▶ AIM: Return the full material exactly.

▶ PROVIDED RECORDS:
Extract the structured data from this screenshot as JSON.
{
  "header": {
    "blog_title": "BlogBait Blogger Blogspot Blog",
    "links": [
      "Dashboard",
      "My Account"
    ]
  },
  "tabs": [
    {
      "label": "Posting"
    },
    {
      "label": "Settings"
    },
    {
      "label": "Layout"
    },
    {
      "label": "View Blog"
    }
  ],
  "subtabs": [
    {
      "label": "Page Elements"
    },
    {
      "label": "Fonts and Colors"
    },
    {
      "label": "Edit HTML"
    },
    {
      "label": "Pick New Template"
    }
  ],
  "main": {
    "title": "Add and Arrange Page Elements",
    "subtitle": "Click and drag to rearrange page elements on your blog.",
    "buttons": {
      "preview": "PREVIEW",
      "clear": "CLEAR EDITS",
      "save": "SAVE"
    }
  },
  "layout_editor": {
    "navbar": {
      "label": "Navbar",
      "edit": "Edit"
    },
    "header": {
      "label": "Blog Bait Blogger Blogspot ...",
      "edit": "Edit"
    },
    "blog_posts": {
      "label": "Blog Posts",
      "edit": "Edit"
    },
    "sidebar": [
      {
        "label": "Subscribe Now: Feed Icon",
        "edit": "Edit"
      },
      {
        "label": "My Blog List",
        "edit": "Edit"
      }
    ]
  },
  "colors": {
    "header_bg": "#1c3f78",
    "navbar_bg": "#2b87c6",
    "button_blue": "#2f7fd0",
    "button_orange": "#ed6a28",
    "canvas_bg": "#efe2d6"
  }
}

▶ COMPLETE RESPONSE:
Extract the structured data from this screenshot as JSON.
{
  "header": {
    "blog_title": "BlogBait Blogger Blogspot Blog",
    "links": [
      "Dashboard",
      "My Account"
    ]
  },
  "tabs": [
    {
      "label": "Posting"
    },
    {
      "label": "Settings"
    },
    {
      "label": "Layout"
    },
    {
      "label": "View Blog"
    }
  ],
  "subtabs": [
    {
      "label": "Page Elements"
    },
    {
      "label": "Fonts and Colors"
    },
    {
      "label": "Edit HTML"
    },
    {
      "label": "Pick New Template"
    }
  ],
  "main": {
    "title": "Add and Arrange Page Elements",
    "subtitle": "Click and drag to rearrange page elements on your blog.",
    "buttons": {
      "preview": "PREVIEW",
      "clear": "CLEAR EDITS",
      "save": "SAVE"
    }
  },
  "layout_editor": {
    "navbar": {
      "label": "Navbar",
      "edit": "Edit"
    },
    "header": {
      "label": "Blog Bait Blogger Blogspot ...",
      "edit": "Edit"
    },
    "blog_posts": {
      "label": "Blog Posts",
      "edit": "Edit"
    },
    "sidebar": [
      {
        "label": "Subscribe Now: Feed Icon",
        "edit": "Edit"
      },
      {
        "label": "My Blog List",
        "edit": "Edit"
      }
    ]
  },
  "colors": {
    "header_bg": "#1c3f78",
    "navbar_bg": "#2b87c6",
    "button_blue": "#2f7fd0",
    "button_orange": "#ed6a28",
    "canvas_bg": "#efe2d6"
  }
}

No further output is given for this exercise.